What is asked:
Repeat the records below exactly, leaving out any pictures.

>> begin

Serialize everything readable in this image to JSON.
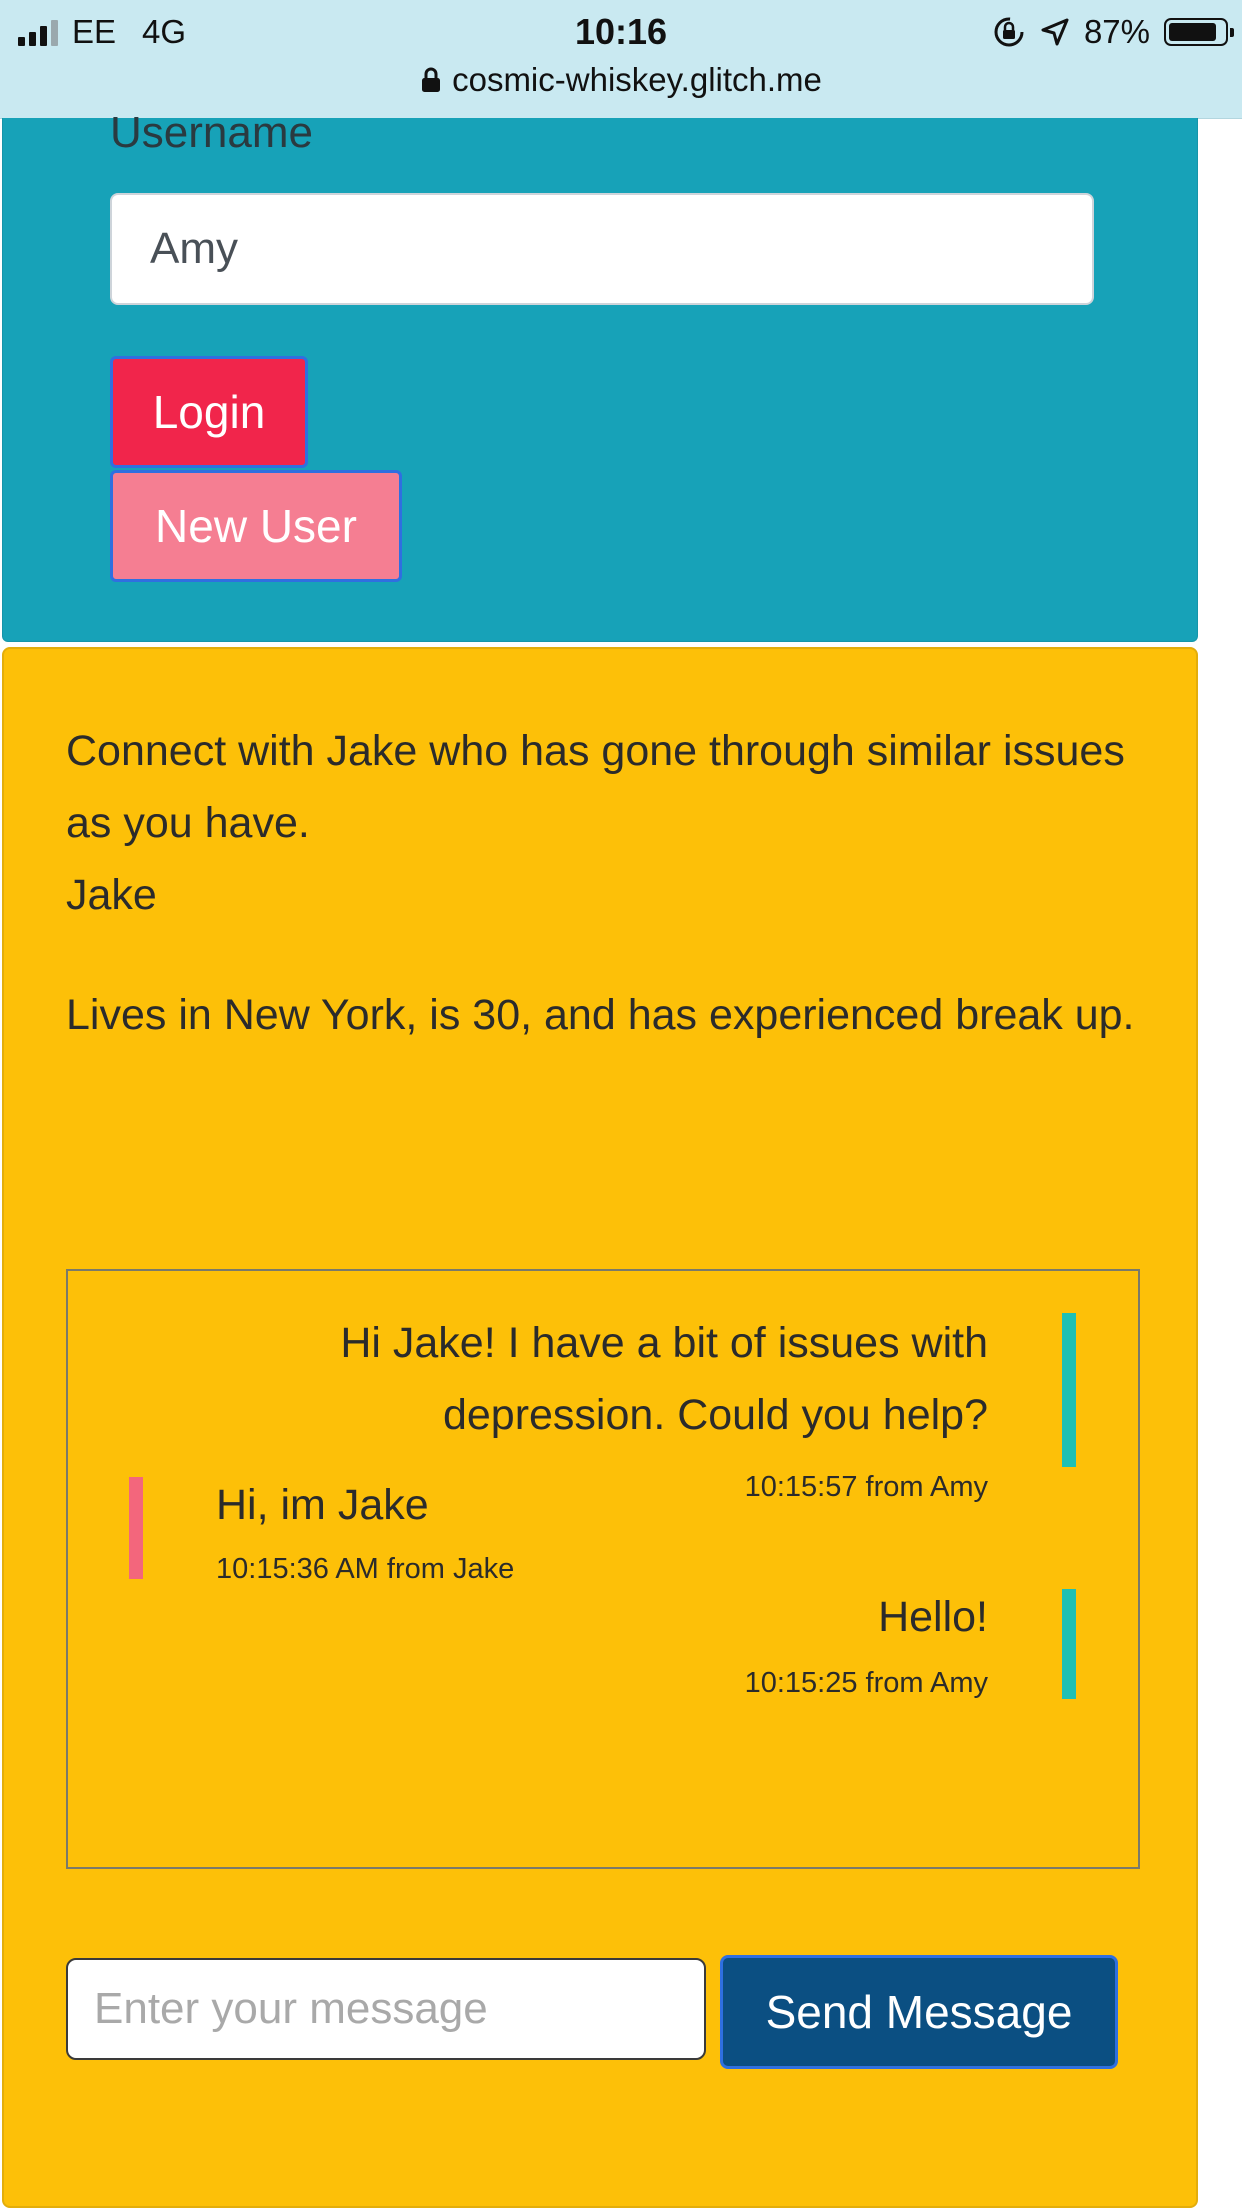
{
  "status_bar": {
    "carrier": "EE",
    "network": "4G",
    "time": "10:16",
    "battery": "87%",
    "battery_level": 0.87,
    "icons": [
      "signal-icon",
      "orientation-lock-icon",
      "location-arrow-icon",
      "battery-icon"
    ]
  },
  "browser": {
    "url": "cosmic-whiskey.glitch.me",
    "lock_icon": "lock-icon"
  },
  "login": {
    "username_label": "Username",
    "username_value": "Amy",
    "login_button": "Login",
    "new_user_button": "New User"
  },
  "match": {
    "intro": "Connect with Jake who has gone through similar issues as you have.",
    "name": "Jake",
    "description": "Lives in New York, is 30, and has experienced break up."
  },
  "chat": {
    "messages": [
      {
        "text": "Hi Jake! I have a bit of issues with depression. Could you help?",
        "meta": "10:15:57 from Amy",
        "side": "right"
      },
      {
        "text": "Hi, im Jake",
        "meta": "10:15:36 AM from Jake",
        "side": "left"
      },
      {
        "text": "Hello!",
        "meta": "10:15:25 from Amy",
        "side": "right"
      }
    ]
  },
  "composer": {
    "placeholder": "Enter your message",
    "send_button": "Send Message"
  },
  "colors": {
    "teal_panel": "#17a2b8",
    "yellow_panel": "#fdc008",
    "login_button": "#f1254b",
    "new_user_button": "#f57e92",
    "send_button": "#0b4f82",
    "own_message_bar": "#1ec0b4",
    "other_message_bar": "#f3667c"
  }
}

>> end

Result of this task:
Serialize everything readable in this image to JSON.
{
  "status_bar": {
    "carrier": "EE",
    "network": "4G",
    "time": "10:16",
    "battery": "87%",
    "battery_level": 0.87,
    "icons": [
      "signal-icon",
      "orientation-lock-icon",
      "location-arrow-icon",
      "battery-icon"
    ]
  },
  "browser": {
    "url": "cosmic-whiskey.glitch.me",
    "lock_icon": "lock-icon"
  },
  "login": {
    "username_label": "Username",
    "username_value": "Amy",
    "login_button": "Login",
    "new_user_button": "New User"
  },
  "match": {
    "intro": "Connect with Jake who has gone through similar issues as you have.",
    "name": "Jake",
    "description": "Lives in New York, is 30, and has experienced break up."
  },
  "chat": {
    "messages": [
      {
        "text": "Hi Jake! I have a bit of issues with depression. Could you help?",
        "meta": "10:15:57 from Amy",
        "side": "right"
      },
      {
        "text": "Hi, im Jake",
        "meta": "10:15:36 AM from Jake",
        "side": "left"
      },
      {
        "text": "Hello!",
        "meta": "10:15:25 from Amy",
        "side": "right"
      }
    ]
  },
  "composer": {
    "placeholder": "Enter your message",
    "send_button": "Send Message"
  },
  "colors": {
    "teal_panel": "#17a2b8",
    "yellow_panel": "#fdc008",
    "login_button": "#f1254b",
    "new_user_button": "#f57e92",
    "send_button": "#0b4f82",
    "own_message_bar": "#1ec0b4",
    "other_message_bar": "#f3667c"
  }
}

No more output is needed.